Extract every line below, verbatim.

Start

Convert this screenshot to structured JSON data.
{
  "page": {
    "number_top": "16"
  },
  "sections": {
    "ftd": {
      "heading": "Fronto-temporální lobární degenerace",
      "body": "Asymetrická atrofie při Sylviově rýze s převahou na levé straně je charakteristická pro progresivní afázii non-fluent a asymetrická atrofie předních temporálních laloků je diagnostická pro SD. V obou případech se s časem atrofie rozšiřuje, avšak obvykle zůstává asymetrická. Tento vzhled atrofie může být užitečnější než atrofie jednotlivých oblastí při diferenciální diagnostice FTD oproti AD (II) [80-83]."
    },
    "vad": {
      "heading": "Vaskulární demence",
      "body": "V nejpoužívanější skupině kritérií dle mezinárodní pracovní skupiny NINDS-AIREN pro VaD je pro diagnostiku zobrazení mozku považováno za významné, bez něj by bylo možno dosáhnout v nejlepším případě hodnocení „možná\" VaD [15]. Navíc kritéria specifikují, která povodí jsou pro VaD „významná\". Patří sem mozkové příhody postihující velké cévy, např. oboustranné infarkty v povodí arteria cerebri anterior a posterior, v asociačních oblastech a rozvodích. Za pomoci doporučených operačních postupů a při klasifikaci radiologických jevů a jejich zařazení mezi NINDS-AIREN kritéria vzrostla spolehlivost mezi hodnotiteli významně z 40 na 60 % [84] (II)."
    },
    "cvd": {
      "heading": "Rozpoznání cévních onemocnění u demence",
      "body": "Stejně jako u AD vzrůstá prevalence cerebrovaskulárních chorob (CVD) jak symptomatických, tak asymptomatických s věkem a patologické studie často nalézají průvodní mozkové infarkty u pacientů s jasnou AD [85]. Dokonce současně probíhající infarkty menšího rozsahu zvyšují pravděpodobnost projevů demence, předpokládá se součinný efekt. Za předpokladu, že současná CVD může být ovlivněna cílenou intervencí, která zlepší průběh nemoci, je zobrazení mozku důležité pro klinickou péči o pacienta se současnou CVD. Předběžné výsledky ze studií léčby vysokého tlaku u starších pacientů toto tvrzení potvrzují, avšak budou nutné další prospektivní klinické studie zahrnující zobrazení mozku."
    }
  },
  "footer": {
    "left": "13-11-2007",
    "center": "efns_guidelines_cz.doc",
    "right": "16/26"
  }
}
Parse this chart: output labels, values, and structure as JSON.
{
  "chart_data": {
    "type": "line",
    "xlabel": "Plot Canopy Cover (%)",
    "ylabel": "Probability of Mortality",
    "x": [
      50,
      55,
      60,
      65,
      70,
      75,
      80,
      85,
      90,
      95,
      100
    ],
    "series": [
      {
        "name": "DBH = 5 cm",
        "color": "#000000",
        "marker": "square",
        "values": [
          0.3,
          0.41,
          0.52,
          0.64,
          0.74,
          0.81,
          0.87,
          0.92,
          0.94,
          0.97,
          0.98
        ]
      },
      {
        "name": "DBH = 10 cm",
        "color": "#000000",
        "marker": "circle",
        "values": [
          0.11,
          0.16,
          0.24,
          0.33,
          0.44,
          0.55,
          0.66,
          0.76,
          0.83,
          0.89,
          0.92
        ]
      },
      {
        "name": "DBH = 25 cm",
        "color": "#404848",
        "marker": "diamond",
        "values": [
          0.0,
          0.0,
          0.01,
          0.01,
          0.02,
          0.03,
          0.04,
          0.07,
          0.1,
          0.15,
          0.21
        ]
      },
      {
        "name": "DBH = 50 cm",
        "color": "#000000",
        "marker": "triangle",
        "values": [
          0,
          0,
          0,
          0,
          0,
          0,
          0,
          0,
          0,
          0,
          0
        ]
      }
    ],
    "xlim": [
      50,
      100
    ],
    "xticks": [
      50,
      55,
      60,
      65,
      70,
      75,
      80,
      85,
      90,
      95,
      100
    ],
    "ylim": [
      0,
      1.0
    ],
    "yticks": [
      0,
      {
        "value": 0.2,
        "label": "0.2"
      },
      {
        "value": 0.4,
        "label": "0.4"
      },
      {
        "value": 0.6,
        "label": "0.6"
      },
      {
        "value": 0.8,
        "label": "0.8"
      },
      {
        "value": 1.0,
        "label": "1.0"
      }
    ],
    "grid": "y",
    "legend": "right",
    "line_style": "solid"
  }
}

End

Solution –
Convert this screenshot to structured JSON data.
{
  "page": {
    "number_top": "16"
  },
  "sections": {
    "ftd": {
      "heading": "Fronto-temporální lobární degenerace",
      "body": "Asymetrická atrofie při Sylviově rýze s převahou na levé straně je charakteristická pro progresivní afázii non-fluent a asymetrická atrofie předních temporálních laloků je diagnostická pro SD. V obou případech se s časem atrofie rozšiřuje, avšak obvykle zůstává asymetrická. Tento vzhled atrofie může být užitečnější než atrofie jednotlivých oblastí při diferenciální diagnostice FTD oproti AD (II) [80-83]."
    },
    "vad": {
      "heading": "Vaskulární demence",
      "body": "V nejpoužívanější skupině kritérií dle mezinárodní pracovní skupiny NINDS-AIREN pro VaD je pro diagnostiku zobrazení mozku považováno za významné, bez něj by bylo možno dosáhnout v nejlepším případě hodnocení „možná\" VaD [15]. Navíc kritéria specifikují, která povodí jsou pro VaD „významná\". Patří sem mozkové příhody postihující velké cévy, např. oboustranné infarkty v povodí arteria cerebri anterior a posterior, v asociačních oblastech a rozvodích. Za pomoci doporučených operačních postupů a při klasifikaci radiologických jevů a jejich zařazení mezi NINDS-AIREN kritéria vzrostla spolehlivost mezi hodnotiteli významně z 40 na 60 % [84] (II)."
    },
    "cvd": {
      "heading": "Rozpoznání cévních onemocnění u demence",
      "body": "Stejně jako u AD vzrůstá prevalence cerebrovaskulárních chorob (CVD) jak symptomatických, tak asymptomatických s věkem a patologické studie často nalézají průvodní mozkové infarkty u pacientů s jasnou AD [85]. Dokonce současně probíhající infarkty menšího rozsahu zvyšují pravděpodobnost projevů demence, předpokládá se součinný efekt. Za předpokladu, že současná CVD může být ovlivněna cílenou intervencí, která zlepší průběh nemoci, je zobrazení mozku důležité pro klinickou péči o pacienta se současnou CVD. Předběžné výsledky ze studií léčby vysokého tlaku u starších pacientů toto tvrzení potvrzují, avšak budou nutné další prospektivní klinické studie zahrnující zobrazení mozku."
    }
  },
  "footer": {
    "left": "13-11-2007",
    "center": "efns_guidelines_cz.doc",
    "right": "16/26"
  }
}
Parse this chart: output labels, values, and structure as JSON.
{
  "chart_data": {
    "type": "line",
    "xlabel": "Plot Canopy Cover (%)",
    "ylabel": "Probability of Mortality",
    "x": [
      50,
      55,
      60,
      65,
      70,
      75,
      80,
      85,
      90,
      95,
      100
    ],
    "series": [
      {
        "name": "DBH = 5 cm",
        "color": "#000000",
        "marker": "square",
        "values": [
          0.3,
          0.41,
          0.52,
          0.64,
          0.74,
          0.81,
          0.87,
          0.92,
          0.94,
          0.97,
          0.98
        ]
      },
      {
        "name": "DBH = 10 cm",
        "color": "#000000",
        "marker": "circle",
        "values": [
          0.11,
          0.16,
          0.24,
          0.33,
          0.44,
          0.55,
          0.66,
          0.76,
          0.83,
          0.89,
          0.92
        ]
      },
      {
        "name": "DBH = 25 cm",
        "color": "#404848",
        "marker": "diamond",
        "values": [
          0.0,
          0.0,
          0.01,
          0.01,
          0.02,
          0.03,
          0.04,
          0.07,
          0.1,
          0.15,
          0.21
        ]
      },
      {
        "name": "DBH = 50 cm",
        "color": "#000000",
        "marker": "triangle",
        "values": [
          0,
          0,
          0,
          0,
          0,
          0,
          0,
          0,
          0,
          0,
          0
        ]
      }
    ],
    "xlim": [
      50,
      100
    ],
    "xticks": [
      50,
      55,
      60,
      65,
      70,
      75,
      80,
      85,
      90,
      95,
      100
    ],
    "ylim": [
      0,
      1.0
    ],
    "yticks": [
      0,
      {
        "value": 0.2,
        "label": "0.2"
      },
      {
        "value": 0.4,
        "label": "0.4"
      },
      {
        "value": 0.6,
        "label": "0.6"
      },
      {
        "value": 0.8,
        "label": "0.8"
      },
      {
        "value": 1.0,
        "label": "1.0"
      }
    ],
    "grid": "y",
    "legend": "right",
    "line_style": "solid"
  }
}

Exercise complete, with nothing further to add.